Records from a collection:
* BEGIN *

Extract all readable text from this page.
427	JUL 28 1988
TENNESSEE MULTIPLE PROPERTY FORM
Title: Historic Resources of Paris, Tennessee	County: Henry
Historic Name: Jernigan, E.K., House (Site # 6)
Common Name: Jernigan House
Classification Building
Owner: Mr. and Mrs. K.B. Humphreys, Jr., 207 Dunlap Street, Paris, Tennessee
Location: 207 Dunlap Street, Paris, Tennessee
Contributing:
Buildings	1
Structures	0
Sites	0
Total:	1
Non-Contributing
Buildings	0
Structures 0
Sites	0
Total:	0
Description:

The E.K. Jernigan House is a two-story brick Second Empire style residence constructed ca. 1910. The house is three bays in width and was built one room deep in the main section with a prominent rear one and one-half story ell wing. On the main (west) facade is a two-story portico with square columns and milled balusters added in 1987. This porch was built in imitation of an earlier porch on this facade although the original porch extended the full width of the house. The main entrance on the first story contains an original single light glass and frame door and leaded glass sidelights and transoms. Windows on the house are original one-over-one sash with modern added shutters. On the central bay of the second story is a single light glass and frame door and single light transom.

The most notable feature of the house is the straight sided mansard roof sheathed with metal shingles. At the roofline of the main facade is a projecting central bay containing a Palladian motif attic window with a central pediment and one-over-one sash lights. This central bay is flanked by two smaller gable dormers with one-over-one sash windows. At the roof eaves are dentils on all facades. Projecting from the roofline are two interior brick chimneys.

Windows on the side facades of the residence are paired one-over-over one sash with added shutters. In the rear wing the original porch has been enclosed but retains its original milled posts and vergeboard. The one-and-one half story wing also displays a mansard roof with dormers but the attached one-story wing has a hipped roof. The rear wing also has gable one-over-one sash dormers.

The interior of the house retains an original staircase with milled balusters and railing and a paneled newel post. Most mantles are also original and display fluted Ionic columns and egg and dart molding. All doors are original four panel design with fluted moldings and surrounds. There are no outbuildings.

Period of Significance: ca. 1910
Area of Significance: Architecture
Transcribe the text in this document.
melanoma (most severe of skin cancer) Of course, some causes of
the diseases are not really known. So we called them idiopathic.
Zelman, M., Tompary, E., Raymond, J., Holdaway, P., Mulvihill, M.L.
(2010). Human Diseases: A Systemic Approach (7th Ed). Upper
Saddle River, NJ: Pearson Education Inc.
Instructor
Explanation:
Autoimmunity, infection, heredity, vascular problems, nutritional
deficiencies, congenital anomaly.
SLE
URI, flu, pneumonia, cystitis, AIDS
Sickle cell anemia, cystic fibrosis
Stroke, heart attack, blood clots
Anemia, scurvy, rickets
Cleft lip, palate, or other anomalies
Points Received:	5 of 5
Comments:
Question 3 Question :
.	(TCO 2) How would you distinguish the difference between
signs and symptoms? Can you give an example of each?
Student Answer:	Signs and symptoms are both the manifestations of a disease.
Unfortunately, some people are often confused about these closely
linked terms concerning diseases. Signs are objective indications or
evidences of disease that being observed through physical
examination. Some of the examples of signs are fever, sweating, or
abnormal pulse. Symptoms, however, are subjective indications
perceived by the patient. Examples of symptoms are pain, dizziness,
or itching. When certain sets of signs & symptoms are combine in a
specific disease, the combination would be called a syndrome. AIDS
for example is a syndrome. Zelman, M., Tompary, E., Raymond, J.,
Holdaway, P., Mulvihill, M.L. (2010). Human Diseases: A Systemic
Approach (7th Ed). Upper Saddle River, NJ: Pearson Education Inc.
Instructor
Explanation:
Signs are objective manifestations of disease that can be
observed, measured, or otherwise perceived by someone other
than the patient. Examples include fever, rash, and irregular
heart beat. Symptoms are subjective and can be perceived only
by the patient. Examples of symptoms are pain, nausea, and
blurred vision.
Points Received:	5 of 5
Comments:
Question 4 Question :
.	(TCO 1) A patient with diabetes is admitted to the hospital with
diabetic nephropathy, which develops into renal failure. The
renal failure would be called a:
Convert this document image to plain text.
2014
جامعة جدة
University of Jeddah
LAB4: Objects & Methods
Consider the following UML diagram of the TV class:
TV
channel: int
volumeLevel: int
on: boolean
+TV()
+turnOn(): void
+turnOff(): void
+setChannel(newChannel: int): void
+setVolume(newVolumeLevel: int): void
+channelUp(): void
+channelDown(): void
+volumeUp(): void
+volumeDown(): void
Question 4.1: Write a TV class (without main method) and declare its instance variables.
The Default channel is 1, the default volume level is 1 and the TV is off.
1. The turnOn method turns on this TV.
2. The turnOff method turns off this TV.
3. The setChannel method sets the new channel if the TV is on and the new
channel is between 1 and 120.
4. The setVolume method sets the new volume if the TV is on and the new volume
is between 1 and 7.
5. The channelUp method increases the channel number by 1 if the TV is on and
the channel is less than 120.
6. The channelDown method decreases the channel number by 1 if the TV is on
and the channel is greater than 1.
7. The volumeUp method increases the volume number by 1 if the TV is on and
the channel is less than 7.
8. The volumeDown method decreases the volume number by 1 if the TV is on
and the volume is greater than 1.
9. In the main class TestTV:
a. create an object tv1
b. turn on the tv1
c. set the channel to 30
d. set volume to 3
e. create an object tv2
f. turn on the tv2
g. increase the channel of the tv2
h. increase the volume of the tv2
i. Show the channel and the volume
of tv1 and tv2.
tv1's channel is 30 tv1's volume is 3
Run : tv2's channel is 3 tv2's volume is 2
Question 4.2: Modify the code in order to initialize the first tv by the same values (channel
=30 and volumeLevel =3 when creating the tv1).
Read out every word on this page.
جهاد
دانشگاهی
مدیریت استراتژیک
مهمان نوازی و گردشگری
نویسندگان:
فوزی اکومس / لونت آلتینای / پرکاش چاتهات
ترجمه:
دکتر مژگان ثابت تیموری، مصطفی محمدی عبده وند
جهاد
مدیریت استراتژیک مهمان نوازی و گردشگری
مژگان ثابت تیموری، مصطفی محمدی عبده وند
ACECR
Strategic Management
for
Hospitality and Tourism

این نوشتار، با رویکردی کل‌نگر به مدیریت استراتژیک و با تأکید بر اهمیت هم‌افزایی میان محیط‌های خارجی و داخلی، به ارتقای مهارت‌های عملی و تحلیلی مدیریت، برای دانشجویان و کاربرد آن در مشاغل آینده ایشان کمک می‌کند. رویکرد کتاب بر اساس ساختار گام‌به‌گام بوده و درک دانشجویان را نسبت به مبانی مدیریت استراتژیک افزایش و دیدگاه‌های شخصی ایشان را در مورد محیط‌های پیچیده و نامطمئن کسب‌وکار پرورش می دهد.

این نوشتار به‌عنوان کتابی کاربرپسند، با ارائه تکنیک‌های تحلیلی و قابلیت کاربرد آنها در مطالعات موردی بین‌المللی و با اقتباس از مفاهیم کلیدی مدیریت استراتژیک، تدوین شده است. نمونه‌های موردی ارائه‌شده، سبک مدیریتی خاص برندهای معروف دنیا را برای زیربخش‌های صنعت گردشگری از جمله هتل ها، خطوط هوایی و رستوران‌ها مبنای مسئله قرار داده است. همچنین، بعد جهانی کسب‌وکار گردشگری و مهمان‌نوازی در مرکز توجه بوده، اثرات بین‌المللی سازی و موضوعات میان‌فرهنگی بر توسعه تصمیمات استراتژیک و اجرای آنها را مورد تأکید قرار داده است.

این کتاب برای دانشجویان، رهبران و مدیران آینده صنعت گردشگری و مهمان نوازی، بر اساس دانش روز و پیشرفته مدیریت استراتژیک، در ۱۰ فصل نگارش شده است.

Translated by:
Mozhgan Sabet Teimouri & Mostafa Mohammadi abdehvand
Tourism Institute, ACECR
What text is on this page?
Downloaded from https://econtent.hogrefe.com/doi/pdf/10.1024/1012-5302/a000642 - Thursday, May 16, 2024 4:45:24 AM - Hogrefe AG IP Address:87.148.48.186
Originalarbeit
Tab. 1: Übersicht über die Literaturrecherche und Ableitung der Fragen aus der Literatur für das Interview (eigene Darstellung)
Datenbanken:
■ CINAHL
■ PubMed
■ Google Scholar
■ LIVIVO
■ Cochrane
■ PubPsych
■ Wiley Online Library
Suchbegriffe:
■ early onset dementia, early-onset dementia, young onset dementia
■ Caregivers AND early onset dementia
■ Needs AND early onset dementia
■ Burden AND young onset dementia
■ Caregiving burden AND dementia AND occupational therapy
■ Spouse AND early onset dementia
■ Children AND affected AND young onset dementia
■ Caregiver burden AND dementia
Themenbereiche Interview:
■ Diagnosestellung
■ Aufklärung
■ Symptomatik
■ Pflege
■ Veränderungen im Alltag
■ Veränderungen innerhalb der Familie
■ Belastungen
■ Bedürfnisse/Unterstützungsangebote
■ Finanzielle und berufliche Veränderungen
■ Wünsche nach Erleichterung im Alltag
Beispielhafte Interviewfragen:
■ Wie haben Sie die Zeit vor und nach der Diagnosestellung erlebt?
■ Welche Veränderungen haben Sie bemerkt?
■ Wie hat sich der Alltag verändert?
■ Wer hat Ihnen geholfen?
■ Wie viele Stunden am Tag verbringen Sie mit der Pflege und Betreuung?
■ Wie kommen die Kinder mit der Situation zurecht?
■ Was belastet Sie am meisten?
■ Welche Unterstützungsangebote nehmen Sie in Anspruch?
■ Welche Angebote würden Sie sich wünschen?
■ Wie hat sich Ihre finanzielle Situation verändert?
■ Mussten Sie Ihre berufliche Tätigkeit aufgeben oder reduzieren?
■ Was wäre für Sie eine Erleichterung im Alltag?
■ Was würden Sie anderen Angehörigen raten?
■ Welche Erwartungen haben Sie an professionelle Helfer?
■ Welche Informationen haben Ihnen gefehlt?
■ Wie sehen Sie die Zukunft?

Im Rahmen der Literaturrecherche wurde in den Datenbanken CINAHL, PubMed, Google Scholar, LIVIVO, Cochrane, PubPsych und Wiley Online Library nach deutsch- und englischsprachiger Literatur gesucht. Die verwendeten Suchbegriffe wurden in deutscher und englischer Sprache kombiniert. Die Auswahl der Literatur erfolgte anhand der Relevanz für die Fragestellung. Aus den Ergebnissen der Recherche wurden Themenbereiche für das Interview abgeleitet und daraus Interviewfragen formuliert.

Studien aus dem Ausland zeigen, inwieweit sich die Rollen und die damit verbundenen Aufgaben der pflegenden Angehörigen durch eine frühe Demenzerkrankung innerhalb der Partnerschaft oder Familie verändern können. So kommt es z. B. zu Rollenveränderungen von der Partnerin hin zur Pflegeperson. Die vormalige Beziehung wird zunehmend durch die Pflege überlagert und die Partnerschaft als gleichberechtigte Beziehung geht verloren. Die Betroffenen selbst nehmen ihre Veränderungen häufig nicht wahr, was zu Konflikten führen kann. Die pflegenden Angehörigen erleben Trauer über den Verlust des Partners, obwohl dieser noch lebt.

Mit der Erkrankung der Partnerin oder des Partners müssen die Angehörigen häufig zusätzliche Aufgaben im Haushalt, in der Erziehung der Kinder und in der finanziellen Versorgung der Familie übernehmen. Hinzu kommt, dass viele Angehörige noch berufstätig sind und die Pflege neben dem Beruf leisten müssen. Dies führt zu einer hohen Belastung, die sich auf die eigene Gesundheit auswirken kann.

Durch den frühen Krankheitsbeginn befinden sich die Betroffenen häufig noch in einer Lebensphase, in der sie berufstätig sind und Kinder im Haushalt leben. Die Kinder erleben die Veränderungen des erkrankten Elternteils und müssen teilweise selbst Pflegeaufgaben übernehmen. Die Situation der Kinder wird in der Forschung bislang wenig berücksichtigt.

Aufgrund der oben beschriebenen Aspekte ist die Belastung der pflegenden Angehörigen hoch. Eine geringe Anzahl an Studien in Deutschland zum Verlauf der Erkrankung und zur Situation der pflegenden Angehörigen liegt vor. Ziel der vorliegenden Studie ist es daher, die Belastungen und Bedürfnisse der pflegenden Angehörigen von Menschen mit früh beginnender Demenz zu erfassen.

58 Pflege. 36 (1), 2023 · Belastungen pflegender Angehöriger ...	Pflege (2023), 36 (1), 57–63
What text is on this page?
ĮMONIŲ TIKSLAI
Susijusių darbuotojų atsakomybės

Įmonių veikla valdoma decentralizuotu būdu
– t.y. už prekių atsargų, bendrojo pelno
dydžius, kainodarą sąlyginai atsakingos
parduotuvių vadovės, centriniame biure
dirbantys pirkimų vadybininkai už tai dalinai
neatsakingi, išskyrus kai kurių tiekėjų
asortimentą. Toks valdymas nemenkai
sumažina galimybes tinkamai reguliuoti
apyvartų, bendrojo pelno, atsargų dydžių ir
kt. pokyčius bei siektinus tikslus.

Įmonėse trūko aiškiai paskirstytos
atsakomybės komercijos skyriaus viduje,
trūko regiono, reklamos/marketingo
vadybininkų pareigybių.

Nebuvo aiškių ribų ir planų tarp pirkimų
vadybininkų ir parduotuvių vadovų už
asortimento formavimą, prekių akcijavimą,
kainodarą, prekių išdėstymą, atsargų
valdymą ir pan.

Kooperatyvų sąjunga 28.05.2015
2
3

* END *

**YOUR INSTRUCTIONS**
Find the lines above that include the string "viele" and copy them.

**COMPLETED TASK**
■ Wie viele Stunden am Tag verbringen Sie mit der Pflege und Betreuung?
Mit der Erkrankung der Partnerin oder des Partners müssen die Angehörigen häufig zusätzliche Aufgaben im Haushalt, in der Erziehung der Kinder und in der finanziellen Versorgung der Familie übernehmen. Hinzu kommt, dass viele Angehörige noch berufstätig sind und die Pflege neben dem Beruf leisten müssen. Dies führt zu einer hohen Belastung, die sich auf die eigene Gesundheit auswirken kann.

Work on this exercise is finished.